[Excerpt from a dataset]
══════════════════════════════

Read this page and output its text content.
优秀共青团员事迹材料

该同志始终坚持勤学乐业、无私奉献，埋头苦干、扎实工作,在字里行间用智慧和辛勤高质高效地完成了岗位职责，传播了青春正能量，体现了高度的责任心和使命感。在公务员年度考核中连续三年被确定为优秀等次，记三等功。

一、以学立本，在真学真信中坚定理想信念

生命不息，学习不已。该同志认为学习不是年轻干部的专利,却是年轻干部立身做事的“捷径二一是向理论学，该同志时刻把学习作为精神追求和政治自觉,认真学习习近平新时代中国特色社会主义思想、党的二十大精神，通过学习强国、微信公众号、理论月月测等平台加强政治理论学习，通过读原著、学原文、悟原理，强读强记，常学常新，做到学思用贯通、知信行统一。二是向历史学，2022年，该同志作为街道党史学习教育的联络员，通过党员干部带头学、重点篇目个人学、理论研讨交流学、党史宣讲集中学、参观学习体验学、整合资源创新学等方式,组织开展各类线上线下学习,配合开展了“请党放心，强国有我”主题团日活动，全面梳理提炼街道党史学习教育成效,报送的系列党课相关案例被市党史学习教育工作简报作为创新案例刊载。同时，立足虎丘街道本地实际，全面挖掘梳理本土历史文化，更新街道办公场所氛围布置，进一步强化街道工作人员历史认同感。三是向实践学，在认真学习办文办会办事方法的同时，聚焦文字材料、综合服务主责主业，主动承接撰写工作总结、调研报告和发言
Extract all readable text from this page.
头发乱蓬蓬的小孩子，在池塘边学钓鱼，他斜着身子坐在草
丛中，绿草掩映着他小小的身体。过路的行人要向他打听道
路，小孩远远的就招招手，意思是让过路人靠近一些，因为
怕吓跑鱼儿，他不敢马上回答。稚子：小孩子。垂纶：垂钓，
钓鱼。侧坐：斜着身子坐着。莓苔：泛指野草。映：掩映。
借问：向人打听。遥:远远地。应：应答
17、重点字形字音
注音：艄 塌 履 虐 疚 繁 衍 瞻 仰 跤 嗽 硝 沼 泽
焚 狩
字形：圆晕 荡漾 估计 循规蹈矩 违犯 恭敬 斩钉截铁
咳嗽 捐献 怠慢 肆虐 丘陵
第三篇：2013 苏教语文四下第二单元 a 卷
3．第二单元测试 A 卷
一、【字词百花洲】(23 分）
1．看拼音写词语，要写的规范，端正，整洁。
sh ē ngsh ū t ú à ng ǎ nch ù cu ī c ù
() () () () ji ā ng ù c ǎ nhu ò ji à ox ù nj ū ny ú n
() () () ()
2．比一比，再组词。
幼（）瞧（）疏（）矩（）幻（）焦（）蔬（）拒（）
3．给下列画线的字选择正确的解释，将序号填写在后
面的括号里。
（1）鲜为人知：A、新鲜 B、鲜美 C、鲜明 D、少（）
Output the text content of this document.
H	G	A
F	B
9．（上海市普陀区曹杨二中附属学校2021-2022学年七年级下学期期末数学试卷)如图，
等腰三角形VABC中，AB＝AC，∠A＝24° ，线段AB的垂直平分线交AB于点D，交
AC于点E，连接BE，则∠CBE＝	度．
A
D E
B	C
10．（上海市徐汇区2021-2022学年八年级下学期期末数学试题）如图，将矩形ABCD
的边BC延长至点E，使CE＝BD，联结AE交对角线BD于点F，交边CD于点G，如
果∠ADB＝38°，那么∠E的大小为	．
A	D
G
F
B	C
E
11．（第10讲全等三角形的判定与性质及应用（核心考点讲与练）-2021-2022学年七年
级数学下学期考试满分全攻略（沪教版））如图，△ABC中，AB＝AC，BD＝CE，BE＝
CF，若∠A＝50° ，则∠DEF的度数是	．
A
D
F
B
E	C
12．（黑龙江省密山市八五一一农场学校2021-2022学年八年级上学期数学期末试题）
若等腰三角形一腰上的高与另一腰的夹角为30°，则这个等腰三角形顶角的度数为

══════════════════════════════

Copy each line of the data above that holds "content".

=== Written response ===
Read this page and output its text content.
Output the text content of this document.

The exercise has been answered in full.